▶ [SET EXERCISE]: Go through the records underneath and count the lines that include the string "style". Give nothing but the number.

※

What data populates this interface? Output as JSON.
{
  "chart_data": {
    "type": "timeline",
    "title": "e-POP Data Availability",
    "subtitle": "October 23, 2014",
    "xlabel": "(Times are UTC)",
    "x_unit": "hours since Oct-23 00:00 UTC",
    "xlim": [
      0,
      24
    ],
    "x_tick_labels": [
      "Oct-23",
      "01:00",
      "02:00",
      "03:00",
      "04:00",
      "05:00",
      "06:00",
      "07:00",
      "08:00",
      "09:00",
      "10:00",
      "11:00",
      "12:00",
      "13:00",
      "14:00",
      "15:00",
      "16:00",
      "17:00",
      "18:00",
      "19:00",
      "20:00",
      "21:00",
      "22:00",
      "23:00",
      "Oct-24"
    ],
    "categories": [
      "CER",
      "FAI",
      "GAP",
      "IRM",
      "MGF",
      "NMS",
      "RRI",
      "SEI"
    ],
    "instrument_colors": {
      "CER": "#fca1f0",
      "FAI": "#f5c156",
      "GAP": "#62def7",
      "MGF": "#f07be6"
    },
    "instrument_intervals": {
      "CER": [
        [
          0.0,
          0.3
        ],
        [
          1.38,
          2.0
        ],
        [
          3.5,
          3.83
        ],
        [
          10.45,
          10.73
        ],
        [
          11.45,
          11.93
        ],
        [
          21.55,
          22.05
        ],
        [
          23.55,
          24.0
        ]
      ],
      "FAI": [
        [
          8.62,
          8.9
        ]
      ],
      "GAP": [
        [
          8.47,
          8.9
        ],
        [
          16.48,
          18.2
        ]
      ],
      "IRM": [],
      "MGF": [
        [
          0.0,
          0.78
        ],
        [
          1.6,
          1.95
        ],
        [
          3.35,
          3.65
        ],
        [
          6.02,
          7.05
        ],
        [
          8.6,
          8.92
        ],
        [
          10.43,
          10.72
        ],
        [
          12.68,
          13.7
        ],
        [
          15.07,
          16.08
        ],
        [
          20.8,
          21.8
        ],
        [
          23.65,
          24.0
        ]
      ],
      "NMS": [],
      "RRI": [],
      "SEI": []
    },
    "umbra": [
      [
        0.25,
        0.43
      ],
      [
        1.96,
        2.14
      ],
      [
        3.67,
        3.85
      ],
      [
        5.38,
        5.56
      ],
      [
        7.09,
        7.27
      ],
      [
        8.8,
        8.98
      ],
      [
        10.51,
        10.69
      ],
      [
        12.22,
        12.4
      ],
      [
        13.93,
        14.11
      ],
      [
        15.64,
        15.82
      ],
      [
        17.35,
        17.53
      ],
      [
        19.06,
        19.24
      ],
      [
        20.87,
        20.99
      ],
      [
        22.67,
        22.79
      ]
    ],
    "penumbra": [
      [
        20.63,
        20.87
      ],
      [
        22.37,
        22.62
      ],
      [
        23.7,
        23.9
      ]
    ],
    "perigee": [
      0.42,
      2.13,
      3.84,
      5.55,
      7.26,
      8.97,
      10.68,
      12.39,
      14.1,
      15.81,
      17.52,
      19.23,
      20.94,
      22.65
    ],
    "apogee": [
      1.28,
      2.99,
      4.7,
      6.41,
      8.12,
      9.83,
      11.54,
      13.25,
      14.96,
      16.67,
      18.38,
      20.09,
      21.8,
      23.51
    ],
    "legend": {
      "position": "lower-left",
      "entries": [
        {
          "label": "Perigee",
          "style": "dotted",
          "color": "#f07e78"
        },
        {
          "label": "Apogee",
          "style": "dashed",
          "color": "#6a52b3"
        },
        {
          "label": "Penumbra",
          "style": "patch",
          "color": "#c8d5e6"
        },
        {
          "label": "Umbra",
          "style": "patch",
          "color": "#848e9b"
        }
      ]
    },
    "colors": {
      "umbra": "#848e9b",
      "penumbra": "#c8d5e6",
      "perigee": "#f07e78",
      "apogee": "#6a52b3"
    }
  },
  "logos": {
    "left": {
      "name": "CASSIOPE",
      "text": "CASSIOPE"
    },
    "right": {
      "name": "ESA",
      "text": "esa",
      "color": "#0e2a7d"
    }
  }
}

※

▶ [RESPONSE TO THE TASK]: 4